§ Problem to solve
Which lines in the material below contain the word "screenshot"? Copy each of them.

§ Stored entries
►

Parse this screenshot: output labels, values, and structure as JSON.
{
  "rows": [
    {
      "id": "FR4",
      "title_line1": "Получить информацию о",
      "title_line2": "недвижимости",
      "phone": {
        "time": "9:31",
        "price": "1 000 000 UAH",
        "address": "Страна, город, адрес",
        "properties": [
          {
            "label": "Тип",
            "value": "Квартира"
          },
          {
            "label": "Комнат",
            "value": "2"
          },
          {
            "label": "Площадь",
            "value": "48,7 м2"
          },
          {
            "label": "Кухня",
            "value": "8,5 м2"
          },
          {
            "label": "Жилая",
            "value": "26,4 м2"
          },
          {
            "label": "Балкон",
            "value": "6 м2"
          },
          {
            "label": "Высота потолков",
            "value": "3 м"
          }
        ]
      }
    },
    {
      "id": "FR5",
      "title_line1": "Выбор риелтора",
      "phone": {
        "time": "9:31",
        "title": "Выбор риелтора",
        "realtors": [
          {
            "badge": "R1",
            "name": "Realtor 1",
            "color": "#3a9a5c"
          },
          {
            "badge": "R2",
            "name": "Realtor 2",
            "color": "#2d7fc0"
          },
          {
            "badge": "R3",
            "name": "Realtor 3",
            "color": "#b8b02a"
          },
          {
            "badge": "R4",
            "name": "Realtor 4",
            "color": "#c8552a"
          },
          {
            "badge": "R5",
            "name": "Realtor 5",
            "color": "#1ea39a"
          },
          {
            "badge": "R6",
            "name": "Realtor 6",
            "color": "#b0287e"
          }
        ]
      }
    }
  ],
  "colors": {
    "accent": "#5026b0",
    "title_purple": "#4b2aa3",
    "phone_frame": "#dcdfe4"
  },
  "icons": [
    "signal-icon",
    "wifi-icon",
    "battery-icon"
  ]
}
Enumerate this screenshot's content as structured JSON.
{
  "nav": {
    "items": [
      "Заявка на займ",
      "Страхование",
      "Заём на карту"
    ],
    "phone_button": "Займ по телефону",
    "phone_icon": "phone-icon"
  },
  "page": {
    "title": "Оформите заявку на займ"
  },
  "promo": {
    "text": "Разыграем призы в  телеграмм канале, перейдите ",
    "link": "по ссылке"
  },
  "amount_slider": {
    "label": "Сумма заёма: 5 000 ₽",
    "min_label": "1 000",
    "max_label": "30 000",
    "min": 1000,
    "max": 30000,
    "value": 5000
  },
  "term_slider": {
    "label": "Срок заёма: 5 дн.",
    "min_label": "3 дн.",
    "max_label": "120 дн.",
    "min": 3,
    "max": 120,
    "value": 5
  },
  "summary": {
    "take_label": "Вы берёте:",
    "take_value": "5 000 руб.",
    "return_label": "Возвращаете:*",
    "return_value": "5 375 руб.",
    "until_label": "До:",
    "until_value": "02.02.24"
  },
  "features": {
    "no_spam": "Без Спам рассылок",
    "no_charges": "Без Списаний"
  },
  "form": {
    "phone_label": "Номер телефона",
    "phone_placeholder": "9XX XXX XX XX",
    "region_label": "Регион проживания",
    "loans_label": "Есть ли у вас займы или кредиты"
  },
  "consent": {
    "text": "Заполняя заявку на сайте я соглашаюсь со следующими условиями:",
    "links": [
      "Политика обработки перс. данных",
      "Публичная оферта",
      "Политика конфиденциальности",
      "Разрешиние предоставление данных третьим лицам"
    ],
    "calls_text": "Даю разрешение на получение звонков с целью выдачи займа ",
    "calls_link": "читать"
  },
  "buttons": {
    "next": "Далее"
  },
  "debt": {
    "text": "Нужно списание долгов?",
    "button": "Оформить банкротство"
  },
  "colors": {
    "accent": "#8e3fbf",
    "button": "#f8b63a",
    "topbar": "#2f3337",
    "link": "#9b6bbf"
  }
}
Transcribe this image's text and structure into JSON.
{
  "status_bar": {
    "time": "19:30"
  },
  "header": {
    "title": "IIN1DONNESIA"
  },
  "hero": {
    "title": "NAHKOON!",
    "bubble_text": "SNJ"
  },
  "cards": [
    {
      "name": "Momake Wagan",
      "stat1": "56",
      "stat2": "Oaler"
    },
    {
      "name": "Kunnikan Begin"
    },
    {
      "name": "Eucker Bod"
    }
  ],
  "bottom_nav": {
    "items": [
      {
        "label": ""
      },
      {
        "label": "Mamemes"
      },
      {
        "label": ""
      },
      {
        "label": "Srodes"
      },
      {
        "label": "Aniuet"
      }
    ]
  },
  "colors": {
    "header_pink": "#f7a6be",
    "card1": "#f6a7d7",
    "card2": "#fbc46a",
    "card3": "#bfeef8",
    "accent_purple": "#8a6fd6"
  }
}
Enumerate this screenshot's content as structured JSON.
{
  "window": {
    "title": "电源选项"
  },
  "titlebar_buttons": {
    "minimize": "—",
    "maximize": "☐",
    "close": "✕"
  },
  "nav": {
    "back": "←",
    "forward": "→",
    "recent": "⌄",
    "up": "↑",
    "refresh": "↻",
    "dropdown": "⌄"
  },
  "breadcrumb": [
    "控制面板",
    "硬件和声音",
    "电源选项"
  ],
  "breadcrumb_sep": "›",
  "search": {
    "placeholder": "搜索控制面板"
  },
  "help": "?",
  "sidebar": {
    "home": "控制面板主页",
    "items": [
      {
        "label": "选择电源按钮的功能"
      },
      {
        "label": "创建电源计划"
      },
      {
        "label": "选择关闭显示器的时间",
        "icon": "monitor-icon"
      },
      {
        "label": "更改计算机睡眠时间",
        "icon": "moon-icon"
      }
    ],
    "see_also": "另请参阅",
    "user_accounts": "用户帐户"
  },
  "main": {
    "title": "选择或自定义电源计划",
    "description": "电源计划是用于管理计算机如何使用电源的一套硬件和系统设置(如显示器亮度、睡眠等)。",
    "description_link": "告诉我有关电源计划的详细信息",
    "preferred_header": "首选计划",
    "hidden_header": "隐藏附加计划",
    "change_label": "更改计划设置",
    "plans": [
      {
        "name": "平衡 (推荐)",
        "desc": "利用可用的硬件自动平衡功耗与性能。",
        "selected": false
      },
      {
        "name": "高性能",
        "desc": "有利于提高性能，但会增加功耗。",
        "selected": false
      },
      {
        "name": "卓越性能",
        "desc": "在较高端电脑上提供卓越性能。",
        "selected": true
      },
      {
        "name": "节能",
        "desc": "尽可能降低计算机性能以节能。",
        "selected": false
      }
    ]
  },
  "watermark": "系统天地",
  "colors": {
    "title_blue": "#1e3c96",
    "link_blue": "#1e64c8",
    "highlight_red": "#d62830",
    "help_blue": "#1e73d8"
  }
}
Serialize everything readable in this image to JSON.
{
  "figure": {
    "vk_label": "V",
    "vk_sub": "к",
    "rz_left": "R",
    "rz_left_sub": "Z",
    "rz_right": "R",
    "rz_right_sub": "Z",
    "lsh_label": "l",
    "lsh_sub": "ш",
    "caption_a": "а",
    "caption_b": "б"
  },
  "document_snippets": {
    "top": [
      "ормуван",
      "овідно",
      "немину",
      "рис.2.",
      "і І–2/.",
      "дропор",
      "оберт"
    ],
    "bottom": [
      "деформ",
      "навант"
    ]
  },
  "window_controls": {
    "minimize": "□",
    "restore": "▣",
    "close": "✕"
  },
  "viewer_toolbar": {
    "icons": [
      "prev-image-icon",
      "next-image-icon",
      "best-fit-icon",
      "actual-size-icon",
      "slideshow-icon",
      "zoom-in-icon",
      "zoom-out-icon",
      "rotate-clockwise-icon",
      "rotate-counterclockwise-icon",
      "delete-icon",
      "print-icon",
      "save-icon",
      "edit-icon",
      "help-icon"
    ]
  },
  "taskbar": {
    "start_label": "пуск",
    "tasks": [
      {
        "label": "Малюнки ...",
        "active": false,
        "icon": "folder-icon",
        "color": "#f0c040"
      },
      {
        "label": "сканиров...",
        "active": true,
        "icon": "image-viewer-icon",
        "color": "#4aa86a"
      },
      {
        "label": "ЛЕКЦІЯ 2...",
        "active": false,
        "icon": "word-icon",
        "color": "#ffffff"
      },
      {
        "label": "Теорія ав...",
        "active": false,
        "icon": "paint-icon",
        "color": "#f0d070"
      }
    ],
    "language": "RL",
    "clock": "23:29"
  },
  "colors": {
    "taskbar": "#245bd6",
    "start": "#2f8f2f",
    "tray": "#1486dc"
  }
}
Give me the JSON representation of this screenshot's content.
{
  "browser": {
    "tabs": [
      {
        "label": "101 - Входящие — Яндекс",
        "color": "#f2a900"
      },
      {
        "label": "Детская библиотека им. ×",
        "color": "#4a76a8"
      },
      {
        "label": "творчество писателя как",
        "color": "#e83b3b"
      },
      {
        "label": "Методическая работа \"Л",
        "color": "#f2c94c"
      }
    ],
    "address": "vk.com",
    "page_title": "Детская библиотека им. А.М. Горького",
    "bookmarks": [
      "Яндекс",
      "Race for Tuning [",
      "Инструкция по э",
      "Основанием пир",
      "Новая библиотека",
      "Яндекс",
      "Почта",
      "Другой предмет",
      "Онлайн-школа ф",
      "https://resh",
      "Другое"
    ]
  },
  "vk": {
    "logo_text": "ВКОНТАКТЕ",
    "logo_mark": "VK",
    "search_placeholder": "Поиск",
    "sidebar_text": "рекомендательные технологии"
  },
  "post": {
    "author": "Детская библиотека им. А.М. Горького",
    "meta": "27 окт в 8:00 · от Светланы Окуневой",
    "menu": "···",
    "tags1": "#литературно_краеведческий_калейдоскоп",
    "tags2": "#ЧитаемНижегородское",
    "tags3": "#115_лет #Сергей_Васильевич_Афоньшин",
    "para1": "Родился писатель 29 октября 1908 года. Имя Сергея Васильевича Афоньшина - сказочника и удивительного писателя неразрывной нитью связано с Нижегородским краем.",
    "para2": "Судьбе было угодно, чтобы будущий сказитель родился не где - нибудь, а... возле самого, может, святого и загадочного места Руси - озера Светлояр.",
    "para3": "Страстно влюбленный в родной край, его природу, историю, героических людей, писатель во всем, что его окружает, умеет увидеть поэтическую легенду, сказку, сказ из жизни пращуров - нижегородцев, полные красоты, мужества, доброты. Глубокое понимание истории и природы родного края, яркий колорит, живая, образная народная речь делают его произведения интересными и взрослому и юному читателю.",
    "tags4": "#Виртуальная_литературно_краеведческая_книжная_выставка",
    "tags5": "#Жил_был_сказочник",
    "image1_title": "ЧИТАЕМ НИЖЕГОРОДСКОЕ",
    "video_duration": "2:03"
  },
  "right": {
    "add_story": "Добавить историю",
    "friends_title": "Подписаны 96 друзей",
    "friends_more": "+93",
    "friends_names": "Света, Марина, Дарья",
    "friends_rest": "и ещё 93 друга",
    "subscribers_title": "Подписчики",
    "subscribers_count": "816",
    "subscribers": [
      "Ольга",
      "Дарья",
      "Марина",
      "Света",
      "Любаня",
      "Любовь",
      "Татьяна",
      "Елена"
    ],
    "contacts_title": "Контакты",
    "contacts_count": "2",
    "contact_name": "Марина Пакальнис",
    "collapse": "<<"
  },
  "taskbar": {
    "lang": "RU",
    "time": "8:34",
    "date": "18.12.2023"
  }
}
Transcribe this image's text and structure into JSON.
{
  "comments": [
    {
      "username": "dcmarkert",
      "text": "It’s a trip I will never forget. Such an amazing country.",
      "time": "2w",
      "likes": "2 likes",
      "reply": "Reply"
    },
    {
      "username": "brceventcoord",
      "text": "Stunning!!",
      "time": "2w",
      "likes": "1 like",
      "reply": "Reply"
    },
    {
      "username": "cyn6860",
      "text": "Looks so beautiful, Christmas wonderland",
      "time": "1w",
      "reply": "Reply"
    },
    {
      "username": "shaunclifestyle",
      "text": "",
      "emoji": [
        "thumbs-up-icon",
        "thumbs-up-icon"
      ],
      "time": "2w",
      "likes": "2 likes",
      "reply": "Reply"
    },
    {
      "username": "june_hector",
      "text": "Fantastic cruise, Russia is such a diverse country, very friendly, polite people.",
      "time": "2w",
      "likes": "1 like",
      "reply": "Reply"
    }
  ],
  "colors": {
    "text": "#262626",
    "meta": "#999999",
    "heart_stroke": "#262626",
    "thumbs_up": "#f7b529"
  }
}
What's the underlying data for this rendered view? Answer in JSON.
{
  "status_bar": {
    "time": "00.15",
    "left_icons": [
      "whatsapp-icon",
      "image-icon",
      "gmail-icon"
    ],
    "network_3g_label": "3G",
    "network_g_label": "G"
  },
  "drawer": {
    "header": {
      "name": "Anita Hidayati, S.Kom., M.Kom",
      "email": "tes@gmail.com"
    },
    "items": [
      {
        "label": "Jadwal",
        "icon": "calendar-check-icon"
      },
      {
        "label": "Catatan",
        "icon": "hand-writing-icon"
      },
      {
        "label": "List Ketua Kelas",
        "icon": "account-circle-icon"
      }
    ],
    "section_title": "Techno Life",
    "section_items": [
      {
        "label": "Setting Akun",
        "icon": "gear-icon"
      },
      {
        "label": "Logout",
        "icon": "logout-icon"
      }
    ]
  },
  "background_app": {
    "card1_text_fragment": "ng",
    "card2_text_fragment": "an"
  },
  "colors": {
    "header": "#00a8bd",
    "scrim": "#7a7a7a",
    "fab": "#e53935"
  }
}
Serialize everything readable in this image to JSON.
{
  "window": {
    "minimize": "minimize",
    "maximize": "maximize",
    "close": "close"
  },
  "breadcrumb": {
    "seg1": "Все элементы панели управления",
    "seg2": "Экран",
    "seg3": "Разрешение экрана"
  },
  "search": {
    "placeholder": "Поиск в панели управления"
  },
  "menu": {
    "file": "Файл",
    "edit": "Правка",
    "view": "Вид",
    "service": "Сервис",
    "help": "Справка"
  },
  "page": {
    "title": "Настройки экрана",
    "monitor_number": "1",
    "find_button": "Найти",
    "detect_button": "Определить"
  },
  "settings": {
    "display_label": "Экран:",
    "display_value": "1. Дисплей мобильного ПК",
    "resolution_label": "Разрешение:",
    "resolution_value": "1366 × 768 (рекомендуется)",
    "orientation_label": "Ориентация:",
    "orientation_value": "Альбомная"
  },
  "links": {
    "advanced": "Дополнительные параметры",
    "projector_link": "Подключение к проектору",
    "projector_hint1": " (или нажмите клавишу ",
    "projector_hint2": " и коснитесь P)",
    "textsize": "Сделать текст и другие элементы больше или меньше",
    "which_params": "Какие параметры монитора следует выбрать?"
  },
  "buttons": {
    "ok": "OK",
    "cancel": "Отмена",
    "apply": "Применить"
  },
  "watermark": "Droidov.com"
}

◄

§ Result
Parse this screenshot: output labels, values, and structure as JSON.
Enumerate this screenshot's content as structured JSON.
Enumerate this screenshot's content as structured JSON.
Give me the JSON representation of this screenshot's content.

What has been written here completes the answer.